Some records
------------------------------

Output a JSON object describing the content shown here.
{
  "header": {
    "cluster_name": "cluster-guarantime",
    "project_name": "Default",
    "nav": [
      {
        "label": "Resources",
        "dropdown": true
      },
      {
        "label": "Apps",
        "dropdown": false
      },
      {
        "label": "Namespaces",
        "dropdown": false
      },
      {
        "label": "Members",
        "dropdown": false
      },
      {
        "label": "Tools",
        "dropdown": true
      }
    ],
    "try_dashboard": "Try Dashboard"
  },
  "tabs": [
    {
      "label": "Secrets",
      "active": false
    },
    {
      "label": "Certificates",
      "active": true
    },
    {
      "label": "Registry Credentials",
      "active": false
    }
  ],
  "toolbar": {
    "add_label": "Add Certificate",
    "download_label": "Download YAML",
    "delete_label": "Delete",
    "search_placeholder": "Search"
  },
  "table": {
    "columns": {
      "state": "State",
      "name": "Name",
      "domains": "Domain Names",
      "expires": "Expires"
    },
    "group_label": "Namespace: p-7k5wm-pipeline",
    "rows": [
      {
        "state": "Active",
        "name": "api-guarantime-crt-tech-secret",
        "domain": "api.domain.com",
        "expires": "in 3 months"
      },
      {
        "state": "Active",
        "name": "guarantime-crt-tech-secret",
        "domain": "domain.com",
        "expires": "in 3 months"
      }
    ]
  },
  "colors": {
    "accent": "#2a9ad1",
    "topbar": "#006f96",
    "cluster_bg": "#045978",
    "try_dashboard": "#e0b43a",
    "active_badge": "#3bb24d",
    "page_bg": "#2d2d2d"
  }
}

------------------------------

YOUR OBJECTIVE:
Type out the full listing again, exactly as given.

COMPLETED EXERCISE:
Output a JSON object describing the content shown here.
{
  "header": {
    "cluster_name": "cluster-guarantime",
    "project_name": "Default",
    "nav": [
      {
        "label": "Resources",
        "dropdown": true
      },
      {
        "label": "Apps",
        "dropdown": false
      },
      {
        "label": "Namespaces",
        "dropdown": false
      },
      {
        "label": "Members",
        "dropdown": false
      },
      {
        "label": "Tools",
        "dropdown": true
      }
    ],
    "try_dashboard": "Try Dashboard"
  },
  "tabs": [
    {
      "label": "Secrets",
      "active": false
    },
    {
      "label": "Certificates",
      "active": true
    },
    {
      "label": "Registry Credentials",
      "active": false
    }
  ],
  "toolbar": {
    "add_label": "Add Certificate",
    "download_label": "Download YAML",
    "delete_label": "Delete",
    "search_placeholder": "Search"
  },
  "table": {
    "columns": {
      "state": "State",
      "name": "Name",
      "domains": "Domain Names",
      "expires": "Expires"
    },
    "group_label": "Namespace: p-7k5wm-pipeline",
    "rows": [
      {
        "state": "Active",
        "name": "api-guarantime-crt-tech-secret",
        "domain": "api.domain.com",
        "expires": "in 3 months"
      },
      {
        "state": "Active",
        "name": "guarantime-crt-tech-secret",
        "domain": "domain.com",
        "expires": "in 3 months"
      }
    ]
  },
  "colors": {
    "accent": "#2a9ad1",
    "topbar": "#006f96",
    "cluster_bg": "#045978",
    "try_dashboard": "#e0b43a",
    "active_badge": "#3bb24d",
    "page_bg": "#2d2d2d"
  }
}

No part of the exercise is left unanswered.